Record list ::
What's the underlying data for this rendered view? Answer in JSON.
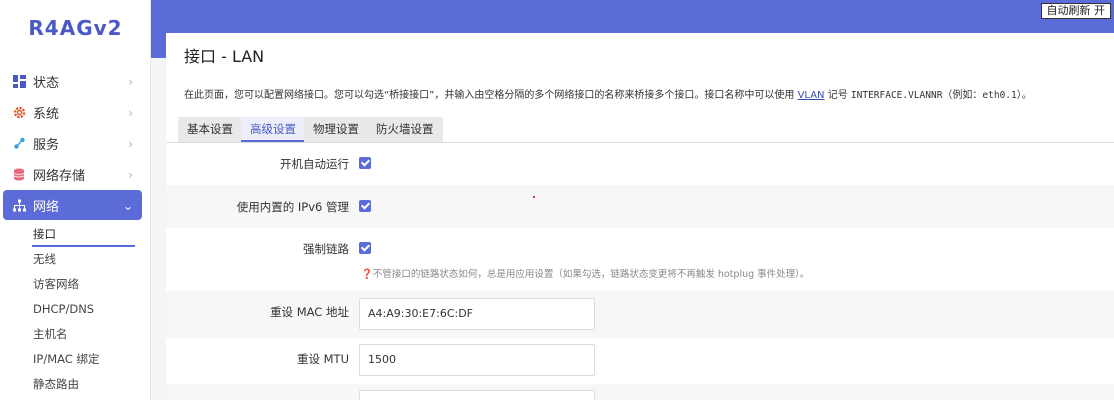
{
  "brand": {
    "logo": "R4AGv2"
  },
  "header": {
    "auto_refresh": "自动刷新 开"
  },
  "sidebar": {
    "items": [
      {
        "label": "状态",
        "icon": "dashboard-icon"
      },
      {
        "label": "系统",
        "icon": "gear-icon"
      },
      {
        "label": "服务",
        "icon": "share-icon"
      },
      {
        "label": "网络存储",
        "icon": "database-icon"
      },
      {
        "label": "网络",
        "icon": "sitemap-icon",
        "active": true
      }
    ],
    "submenu": [
      {
        "label": "接口",
        "current": true
      },
      {
        "label": "无线"
      },
      {
        "label": "访客网络"
      },
      {
        "label": "DHCP/DNS"
      },
      {
        "label": "主机名"
      },
      {
        "label": "IP/MAC 绑定"
      },
      {
        "label": "静态路由"
      }
    ]
  },
  "main": {
    "title": "接口 - LAN",
    "description_prefix": "在此页面，您可以配置网络接口。您可以勾选“桥接接口”，并输入由空格分隔的多个网络接口的名称来桥接多个接口。接口名称中可以使用",
    "description_link": "VLAN",
    "description_mid": "记号",
    "description_code": "INTERFACE.VLANNR",
    "description_example": "（例如：",
    "description_example_code": "eth0.1",
    "description_end": "）。",
    "tabs": [
      {
        "label": "基本设置"
      },
      {
        "label": "高级设置",
        "active": true
      },
      {
        "label": "物理设置"
      },
      {
        "label": "防火墙设置"
      }
    ],
    "fields": {
      "autostart": {
        "label": "开机自动运行",
        "checked": true
      },
      "ipv6": {
        "label": "使用内置的 IPv6 管理",
        "checked": true
      },
      "force_link": {
        "label": "强制链路",
        "checked": true,
        "hint": "不管接口的链路状态如何，总是用应用设置（如果勾选，链路状态变更将不再触发 hotplug 事件处理）。"
      },
      "mac": {
        "label": "重设 MAC 地址",
        "value": "A4:A9:30:E7:6C:DF"
      },
      "mtu": {
        "label": "重设 MTU",
        "value": "1500"
      }
    }
  },
  "colors": {
    "accent": "#5b6bd8",
    "brand": "#4a59c7"
  }
}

What needs to be done :: Write out the records above exactly as they stand, leaving out every picture.

In response ::
What's the underlying data for this rendered view? Answer in JSON.
{
  "brand": {
    "logo": "R4AGv2"
  },
  "header": {
    "auto_refresh": "自动刷新 开"
  },
  "sidebar": {
    "items": [
      {
        "label": "状态",
        "icon": "dashboard-icon"
      },
      {
        "label": "系统",
        "icon": "gear-icon"
      },
      {
        "label": "服务",
        "icon": "share-icon"
      },
      {
        "label": "网络存储",
        "icon": "database-icon"
      },
      {
        "label": "网络",
        "icon": "sitemap-icon",
        "active": true
      }
    ],
    "submenu": [
      {
        "label": "接口",
        "current": true
      },
      {
        "label": "无线"
      },
      {
        "label": "访客网络"
      },
      {
        "label": "DHCP/DNS"
      },
      {
        "label": "主机名"
      },
      {
        "label": "IP/MAC 绑定"
      },
      {
        "label": "静态路由"
      }
    ]
  },
  "main": {
    "title": "接口 - LAN",
    "description_prefix": "在此页面，您可以配置网络接口。您可以勾选“桥接接口”，并输入由空格分隔的多个网络接口的名称来桥接多个接口。接口名称中可以使用",
    "description_link": "VLAN",
    "description_mid": "记号",
    "description_code": "INTERFACE.VLANNR",
    "description_example": "（例如：",
    "description_example_code": "eth0.1",
    "description_end": "）。",
    "tabs": [
      {
        "label": "基本设置"
      },
      {
        "label": "高级设置",
        "active": true
      },
      {
        "label": "物理设置"
      },
      {
        "label": "防火墙设置"
      }
    ],
    "fields": {
      "autostart": {
        "label": "开机自动运行",
        "checked": true
      },
      "ipv6": {
        "label": "使用内置的 IPv6 管理",
        "checked": true
      },
      "force_link": {
        "label": "强制链路",
        "checked": true,
        "hint": "不管接口的链路状态如何，总是用应用设置（如果勾选，链路状态变更将不再触发 hotplug 事件处理）。"
      },
      "mac": {
        "label": "重设 MAC 地址",
        "value": "A4:A9:30:E7:6C:DF"
      },
      "mtu": {
        "label": "重设 MTU",
        "value": "1500"
      }
    }
  },
  "colors": {
    "accent": "#5b6bd8",
    "brand": "#4a59c7"
  }
}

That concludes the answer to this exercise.